- What you should do -
Extract every line below, verbatim.

━━━━━━━━━━━━━━━━

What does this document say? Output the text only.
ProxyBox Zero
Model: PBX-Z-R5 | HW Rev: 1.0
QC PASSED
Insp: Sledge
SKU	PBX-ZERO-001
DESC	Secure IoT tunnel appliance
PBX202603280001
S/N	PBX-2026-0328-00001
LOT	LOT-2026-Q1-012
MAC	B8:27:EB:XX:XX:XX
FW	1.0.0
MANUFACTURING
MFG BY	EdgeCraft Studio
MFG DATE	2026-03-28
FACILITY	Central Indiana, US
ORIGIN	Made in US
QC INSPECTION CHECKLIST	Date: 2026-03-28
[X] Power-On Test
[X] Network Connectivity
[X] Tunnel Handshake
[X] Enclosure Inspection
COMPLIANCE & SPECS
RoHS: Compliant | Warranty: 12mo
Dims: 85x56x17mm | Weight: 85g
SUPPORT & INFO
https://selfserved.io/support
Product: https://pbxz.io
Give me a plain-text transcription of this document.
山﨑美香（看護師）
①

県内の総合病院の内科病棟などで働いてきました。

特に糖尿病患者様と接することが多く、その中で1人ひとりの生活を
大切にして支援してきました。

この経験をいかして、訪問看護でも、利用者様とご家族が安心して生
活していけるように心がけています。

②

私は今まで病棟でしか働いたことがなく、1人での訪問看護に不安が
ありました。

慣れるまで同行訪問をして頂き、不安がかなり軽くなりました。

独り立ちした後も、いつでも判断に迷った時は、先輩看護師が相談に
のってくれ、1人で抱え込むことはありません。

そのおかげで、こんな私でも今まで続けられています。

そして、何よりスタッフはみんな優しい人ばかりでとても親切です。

━━━━━━━━━━━━━━━━

- Finished exercise -
What does this document say? Output the text only.
ProxyBox Zero
Model: PBX-Z-R5 | HW Rev: 1.0
QC PASSED
Insp: Sledge
SKU	PBX-ZERO-001
DESC	Secure IoT tunnel appliance
PBX202603280001
S/N	PBX-2026-0328-00001
LOT	LOT-2026-Q1-012
MAC	B8:27:EB:XX:XX:XX
FW	1.0.0
MANUFACTURING
MFG BY	EdgeCraft Studio
MFG DATE	2026-03-28
FACILITY	Central Indiana, US
ORIGIN	Made in US
QC INSPECTION CHECKLIST	Date: 2026-03-28
[X] Power-On Test
[X] Network Connectivity
[X] Tunnel Handshake
[X] Enclosure Inspection
COMPLIANCE & SPECS
RoHS: Compliant | Warranty: 12mo
Dims: 85x56x17mm | Weight: 85g
SUPPORT & INFO
https://selfserved.io/support
Product: https://pbxz.io
Give me a plain-text transcription of this document.
山﨑美香（看護師）
①

県内の総合病院の内科病棟などで働いてきました。

特に糖尿病患者様と接することが多く、その中で1人ひとりの生活を
大切にして支援してきました。

この経験をいかして、訪問看護でも、利用者様とご家族が安心して生
活していけるように心がけています。

②

私は今まで病棟でしか働いたことがなく、1人での訪問看護に不安が
ありました。

慣れるまで同行訪問をして頂き、不安がかなり軽くなりました。

独り立ちした後も、いつでも判断に迷った時は、先輩看護師が相談に
のってくれ、1人で抱え込むことはありません。

そのおかげで、こんな私でも今まで続けられています。

そして、何よりスタッフはみんな優しい人ばかりでとても親切です。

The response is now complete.